## WORK TO DO
Report the number of lines in the entries below that include the word "close", and nothing else.

(Entries from a visual dataset)
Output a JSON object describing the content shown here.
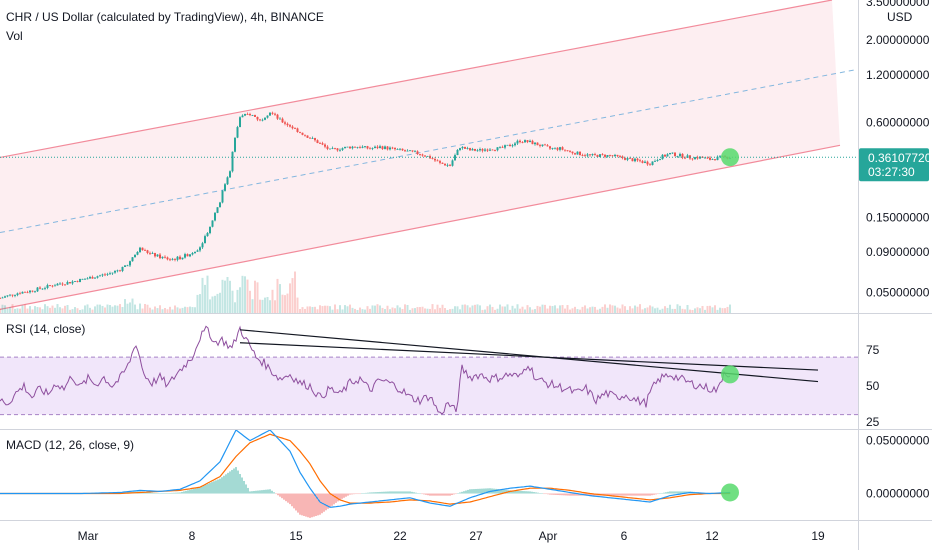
{
  "colors": {
    "up": "#26a69a",
    "down": "#ef5350",
    "channel": "#f28b9b",
    "channel_fill": "#fdeef1",
    "midline": "#84b7df",
    "price_line": "#26a69a",
    "rsi_line": "#8e4f9e",
    "rsi_band": "#f1e6fa",
    "rsi_band_border": "#a682c6",
    "macd_line": "#2196f3",
    "signal_line": "#ff6d00",
    "highlight": "#57d96c",
    "trend": "#131722"
  },
  "chart_data": [
    {
      "type": "candlestick",
      "title": "CHR / US Dollar (calculated by TradingView), 4h, BINANCE",
      "subtitle": "Vol",
      "scale": "log",
      "ylim": [
        0.037,
        3.6
      ],
      "y_ticks": [
        "3.50000000",
        "2.00000000",
        "1.20000000",
        "0.60000000",
        "0.15000000",
        "0.09000000",
        "0.05000000"
      ],
      "y_tick_values": [
        3.5,
        2.0,
        1.2,
        0.6,
        0.15,
        0.09,
        0.05
      ],
      "currency": "USD",
      "last_price": "0.36107720",
      "countdown": "03:27:30",
      "price_path": [
        [
          0,
          0.046
        ],
        [
          10,
          0.048
        ],
        [
          20,
          0.05
        ],
        [
          30,
          0.051
        ],
        [
          40,
          0.053
        ],
        [
          50,
          0.055
        ],
        [
          60,
          0.057
        ],
        [
          70,
          0.058
        ],
        [
          80,
          0.06
        ],
        [
          90,
          0.062
        ],
        [
          100,
          0.064
        ],
        [
          110,
          0.066
        ],
        [
          120,
          0.07
        ],
        [
          130,
          0.078
        ],
        [
          140,
          0.095
        ],
        [
          150,
          0.088
        ],
        [
          160,
          0.084
        ],
        [
          170,
          0.081
        ],
        [
          180,
          0.083
        ],
        [
          190,
          0.088
        ],
        [
          200,
          0.097
        ],
        [
          210,
          0.13
        ],
        [
          220,
          0.19
        ],
        [
          230,
          0.3
        ],
        [
          240,
          0.65
        ],
        [
          250,
          0.68
        ],
        [
          260,
          0.62
        ],
        [
          270,
          0.7
        ],
        [
          280,
          0.62
        ],
        [
          290,
          0.57
        ],
        [
          300,
          0.52
        ],
        [
          310,
          0.48
        ],
        [
          320,
          0.44
        ],
        [
          330,
          0.4
        ],
        [
          340,
          0.41
        ],
        [
          350,
          0.42
        ],
        [
          360,
          0.42
        ],
        [
          370,
          0.41
        ],
        [
          380,
          0.42
        ],
        [
          390,
          0.41
        ],
        [
          400,
          0.4
        ],
        [
          410,
          0.39
        ],
        [
          420,
          0.38
        ],
        [
          430,
          0.36
        ],
        [
          440,
          0.33
        ],
        [
          450,
          0.32
        ],
        [
          460,
          0.42
        ],
        [
          470,
          0.4
        ],
        [
          480,
          0.4
        ],
        [
          490,
          0.41
        ],
        [
          500,
          0.41
        ],
        [
          510,
          0.43
        ],
        [
          520,
          0.46
        ],
        [
          530,
          0.45
        ],
        [
          540,
          0.43
        ],
        [
          550,
          0.41
        ],
        [
          560,
          0.41
        ],
        [
          570,
          0.39
        ],
        [
          580,
          0.38
        ],
        [
          590,
          0.37
        ],
        [
          600,
          0.37
        ],
        [
          610,
          0.37
        ],
        [
          620,
          0.36
        ],
        [
          630,
          0.35
        ],
        [
          640,
          0.34
        ],
        [
          650,
          0.33
        ],
        [
          660,
          0.36
        ],
        [
          670,
          0.38
        ],
        [
          680,
          0.37
        ],
        [
          690,
          0.36
        ],
        [
          700,
          0.36
        ],
        [
          710,
          0.35
        ],
        [
          720,
          0.36
        ],
        [
          730,
          0.361
        ]
      ],
      "channel_upper": [
        [
          0,
          0.36
        ],
        [
          832,
          3.6
        ]
      ],
      "channel_lower": [
        [
          0,
          0.039
        ],
        [
          840,
          0.43
        ]
      ],
      "channel_mid": [
        [
          0,
          0.12
        ],
        [
          856,
          1.3
        ]
      ],
      "x_ticks": [
        "Mar",
        "8",
        "15",
        "22",
        "27",
        "Apr",
        "6",
        "12",
        "19"
      ],
      "x_tick_positions": [
        88,
        192,
        296,
        400,
        476,
        548,
        624,
        712,
        818
      ]
    },
    {
      "type": "line",
      "title": "RSI (14, close)",
      "ylim": [
        20,
        100
      ],
      "y_ticks": [
        "75",
        "50",
        "25"
      ],
      "y_tick_values": [
        75,
        50,
        25
      ],
      "band": [
        30,
        70
      ],
      "values": [
        [
          0,
          40
        ],
        [
          8,
          38
        ],
        [
          16,
          45
        ],
        [
          24,
          50
        ],
        [
          32,
          42
        ],
        [
          40,
          48
        ],
        [
          48,
          44
        ],
        [
          56,
          52
        ],
        [
          64,
          48
        ],
        [
          72,
          57
        ],
        [
          80,
          49
        ],
        [
          88,
          55
        ],
        [
          96,
          51
        ],
        [
          104,
          56
        ],
        [
          112,
          50
        ],
        [
          120,
          55
        ],
        [
          128,
          64
        ],
        [
          136,
          80
        ],
        [
          144,
          58
        ],
        [
          152,
          52
        ],
        [
          160,
          56
        ],
        [
          168,
          50
        ],
        [
          176,
          58
        ],
        [
          184,
          64
        ],
        [
          192,
          70
        ],
        [
          200,
          84
        ],
        [
          208,
          90
        ],
        [
          214,
          80
        ],
        [
          222,
          82
        ],
        [
          232,
          76
        ],
        [
          240,
          90
        ],
        [
          248,
          80
        ],
        [
          256,
          70
        ],
        [
          264,
          66
        ],
        [
          272,
          60
        ],
        [
          280,
          55
        ],
        [
          290,
          58
        ],
        [
          300,
          52
        ],
        [
          310,
          50
        ],
        [
          320,
          42
        ],
        [
          330,
          48
        ],
        [
          340,
          44
        ],
        [
          350,
          52
        ],
        [
          360,
          55
        ],
        [
          370,
          47
        ],
        [
          380,
          54
        ],
        [
          390,
          52
        ],
        [
          400,
          48
        ],
        [
          410,
          42
        ],
        [
          420,
          40
        ],
        [
          430,
          43
        ],
        [
          440,
          30
        ],
        [
          448,
          38
        ],
        [
          456,
          32
        ],
        [
          462,
          62
        ],
        [
          470,
          56
        ],
        [
          480,
          58
        ],
        [
          490,
          55
        ],
        [
          500,
          56
        ],
        [
          510,
          58
        ],
        [
          520,
          56
        ],
        [
          528,
          66
        ],
        [
          536,
          55
        ],
        [
          546,
          52
        ],
        [
          556,
          50
        ],
        [
          566,
          48
        ],
        [
          576,
          45
        ],
        [
          586,
          48
        ],
        [
          596,
          40
        ],
        [
          606,
          45
        ],
        [
          616,
          42
        ],
        [
          626,
          44
        ],
        [
          636,
          40
        ],
        [
          646,
          38
        ],
        [
          652,
          48
        ],
        [
          660,
          55
        ],
        [
          670,
          58
        ],
        [
          680,
          55
        ],
        [
          690,
          52
        ],
        [
          700,
          50
        ],
        [
          710,
          48
        ],
        [
          718,
          47
        ],
        [
          724,
          60
        ],
        [
          730,
          58
        ]
      ],
      "trendlines": [
        [
          [
            240,
            89
          ],
          [
            818,
            53
          ]
        ],
        [
          [
            240,
            80
          ],
          [
            818,
            61
          ]
        ]
      ]
    },
    {
      "type": "line",
      "title": "MACD (12, 26, close, 9)",
      "ylim": [
        -0.025,
        0.06
      ],
      "y_ticks": [
        "0.05000000",
        "0.00000000"
      ],
      "y_tick_values": [
        0.05,
        0.0
      ],
      "macd": [
        [
          0,
          0.0
        ],
        [
          40,
          0.0
        ],
        [
          80,
          0.0
        ],
        [
          120,
          0.001
        ],
        [
          140,
          0.003
        ],
        [
          160,
          0.002
        ],
        [
          180,
          0.004
        ],
        [
          200,
          0.012
        ],
        [
          220,
          0.03
        ],
        [
          236,
          0.06
        ],
        [
          250,
          0.05
        ],
        [
          270,
          0.06
        ],
        [
          290,
          0.04
        ],
        [
          300,
          0.02
        ],
        [
          310,
          0.005
        ],
        [
          320,
          -0.008
        ],
        [
          330,
          -0.013
        ],
        [
          340,
          -0.012
        ],
        [
          350,
          -0.01
        ],
        [
          370,
          -0.008
        ],
        [
          390,
          -0.006
        ],
        [
          410,
          -0.004
        ],
        [
          430,
          -0.009
        ],
        [
          450,
          -0.012
        ],
        [
          470,
          -0.004
        ],
        [
          490,
          0.002
        ],
        [
          510,
          0.005
        ],
        [
          530,
          0.007
        ],
        [
          550,
          0.004
        ],
        [
          570,
          0.001
        ],
        [
          590,
          -0.002
        ],
        [
          610,
          -0.004
        ],
        [
          630,
          -0.006
        ],
        [
          650,
          -0.008
        ],
        [
          670,
          -0.002
        ],
        [
          690,
          0.001
        ],
        [
          710,
          0.0
        ],
        [
          730,
          0.001
        ]
      ],
      "signal": [
        [
          0,
          0.0
        ],
        [
          40,
          0.0
        ],
        [
          80,
          0.0
        ],
        [
          120,
          0.0
        ],
        [
          140,
          0.001
        ],
        [
          160,
          0.002
        ],
        [
          180,
          0.003
        ],
        [
          200,
          0.006
        ],
        [
          220,
          0.016
        ],
        [
          236,
          0.035
        ],
        [
          250,
          0.048
        ],
        [
          270,
          0.056
        ],
        [
          290,
          0.05
        ],
        [
          300,
          0.04
        ],
        [
          310,
          0.028
        ],
        [
          320,
          0.012
        ],
        [
          330,
          0.0
        ],
        [
          340,
          -0.006
        ],
        [
          350,
          -0.009
        ],
        [
          370,
          -0.009
        ],
        [
          390,
          -0.008
        ],
        [
          410,
          -0.006
        ],
        [
          430,
          -0.007
        ],
        [
          450,
          -0.01
        ],
        [
          470,
          -0.008
        ],
        [
          490,
          -0.003
        ],
        [
          510,
          0.002
        ],
        [
          530,
          0.005
        ],
        [
          550,
          0.005
        ],
        [
          570,
          0.003
        ],
        [
          590,
          0.0
        ],
        [
          610,
          -0.002
        ],
        [
          630,
          -0.004
        ],
        [
          650,
          -0.006
        ],
        [
          670,
          -0.004
        ],
        [
          690,
          -0.001
        ],
        [
          710,
          0.0
        ],
        [
          730,
          0.0
        ]
      ]
    }
  ]
}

## EXPECTED ANSWER
2